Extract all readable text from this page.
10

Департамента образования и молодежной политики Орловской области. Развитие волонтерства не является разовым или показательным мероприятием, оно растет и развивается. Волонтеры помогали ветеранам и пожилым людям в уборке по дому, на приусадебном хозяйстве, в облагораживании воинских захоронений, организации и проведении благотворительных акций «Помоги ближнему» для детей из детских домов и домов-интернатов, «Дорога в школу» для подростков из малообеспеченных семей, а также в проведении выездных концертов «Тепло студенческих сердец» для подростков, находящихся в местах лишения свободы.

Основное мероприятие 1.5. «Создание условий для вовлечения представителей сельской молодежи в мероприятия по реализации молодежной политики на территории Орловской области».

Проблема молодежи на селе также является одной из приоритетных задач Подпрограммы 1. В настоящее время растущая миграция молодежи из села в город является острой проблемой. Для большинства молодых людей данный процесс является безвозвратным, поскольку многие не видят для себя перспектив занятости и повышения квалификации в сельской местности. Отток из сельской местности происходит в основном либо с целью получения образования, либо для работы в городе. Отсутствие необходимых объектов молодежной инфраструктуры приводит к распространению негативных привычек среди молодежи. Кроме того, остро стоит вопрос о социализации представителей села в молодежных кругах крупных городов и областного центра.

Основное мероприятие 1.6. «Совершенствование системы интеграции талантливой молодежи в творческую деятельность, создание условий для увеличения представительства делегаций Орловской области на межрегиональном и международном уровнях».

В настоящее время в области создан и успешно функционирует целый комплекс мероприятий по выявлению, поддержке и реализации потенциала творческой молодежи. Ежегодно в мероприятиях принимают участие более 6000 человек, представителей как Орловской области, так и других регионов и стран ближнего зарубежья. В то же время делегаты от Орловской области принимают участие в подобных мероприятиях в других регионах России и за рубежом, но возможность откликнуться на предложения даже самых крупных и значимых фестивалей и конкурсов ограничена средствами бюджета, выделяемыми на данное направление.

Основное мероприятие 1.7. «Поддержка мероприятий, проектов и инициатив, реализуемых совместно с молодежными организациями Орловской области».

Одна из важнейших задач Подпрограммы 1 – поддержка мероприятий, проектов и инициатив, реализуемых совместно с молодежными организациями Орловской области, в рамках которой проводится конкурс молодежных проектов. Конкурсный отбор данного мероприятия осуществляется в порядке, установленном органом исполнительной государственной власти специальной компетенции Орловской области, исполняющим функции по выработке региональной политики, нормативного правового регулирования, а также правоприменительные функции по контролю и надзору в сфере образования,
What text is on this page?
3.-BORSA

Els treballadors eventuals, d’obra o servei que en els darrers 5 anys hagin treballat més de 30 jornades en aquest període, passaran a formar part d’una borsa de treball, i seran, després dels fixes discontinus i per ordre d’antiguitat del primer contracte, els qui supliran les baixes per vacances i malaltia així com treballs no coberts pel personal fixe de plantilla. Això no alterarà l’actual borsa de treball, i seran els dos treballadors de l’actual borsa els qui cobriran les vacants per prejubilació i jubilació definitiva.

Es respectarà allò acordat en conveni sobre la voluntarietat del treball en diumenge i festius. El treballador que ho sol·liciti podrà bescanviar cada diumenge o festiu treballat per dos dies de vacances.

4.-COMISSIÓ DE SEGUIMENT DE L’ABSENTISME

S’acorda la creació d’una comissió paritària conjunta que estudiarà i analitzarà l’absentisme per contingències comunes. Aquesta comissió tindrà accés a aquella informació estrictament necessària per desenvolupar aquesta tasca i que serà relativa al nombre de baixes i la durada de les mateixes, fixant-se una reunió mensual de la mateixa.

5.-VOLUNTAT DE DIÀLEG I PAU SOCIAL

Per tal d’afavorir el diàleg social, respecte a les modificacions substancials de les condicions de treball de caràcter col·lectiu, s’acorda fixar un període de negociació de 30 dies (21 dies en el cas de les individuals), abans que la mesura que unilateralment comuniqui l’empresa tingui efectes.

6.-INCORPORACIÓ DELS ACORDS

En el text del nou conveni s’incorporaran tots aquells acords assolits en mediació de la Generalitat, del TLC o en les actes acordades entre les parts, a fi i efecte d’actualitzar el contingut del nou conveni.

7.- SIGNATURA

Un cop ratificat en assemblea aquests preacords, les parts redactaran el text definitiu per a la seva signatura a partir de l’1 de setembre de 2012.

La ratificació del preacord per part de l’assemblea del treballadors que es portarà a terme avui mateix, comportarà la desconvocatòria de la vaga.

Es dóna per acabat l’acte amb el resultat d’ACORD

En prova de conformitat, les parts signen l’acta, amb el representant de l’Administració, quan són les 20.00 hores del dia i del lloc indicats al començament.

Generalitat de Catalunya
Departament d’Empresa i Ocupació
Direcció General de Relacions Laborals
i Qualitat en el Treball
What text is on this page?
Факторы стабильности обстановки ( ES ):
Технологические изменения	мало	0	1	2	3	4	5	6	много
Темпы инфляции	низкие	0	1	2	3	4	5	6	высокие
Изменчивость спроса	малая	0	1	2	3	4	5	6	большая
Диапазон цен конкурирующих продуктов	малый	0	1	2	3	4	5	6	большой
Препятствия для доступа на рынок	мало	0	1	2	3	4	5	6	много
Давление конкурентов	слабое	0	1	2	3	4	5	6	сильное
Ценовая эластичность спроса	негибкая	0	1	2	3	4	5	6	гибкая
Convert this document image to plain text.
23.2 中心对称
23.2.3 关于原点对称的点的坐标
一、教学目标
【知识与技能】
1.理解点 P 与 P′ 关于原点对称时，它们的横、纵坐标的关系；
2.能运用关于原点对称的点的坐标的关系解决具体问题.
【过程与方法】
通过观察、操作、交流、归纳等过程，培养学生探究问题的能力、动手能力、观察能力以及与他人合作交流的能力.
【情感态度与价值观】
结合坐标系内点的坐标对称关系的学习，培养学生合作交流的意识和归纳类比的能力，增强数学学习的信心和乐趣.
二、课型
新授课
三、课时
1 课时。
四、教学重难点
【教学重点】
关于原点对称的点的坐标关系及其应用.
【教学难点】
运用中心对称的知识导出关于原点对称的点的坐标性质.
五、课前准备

Task instructions:
Pick out all the lines with the word "Основное" in them and copy them.

Answer to this exercise:
Основное мероприятие 1.5. «Создание условий для вовлечения представителей сельской молодежи в мероприятия по реализации молодежной политики на территории Орловской области».
Основное мероприятие 1.6. «Совершенствование системы интеграции талантливой молодежи в творческую деятельность, создание условий для увеличения представительства делегаций Орловской области на межрегиональном и международном уровнях».
Основное мероприятие 1.7. «Поддержка мероприятий, проектов и инициатив, реализуемых совместно с молодежными организациями Орловской области».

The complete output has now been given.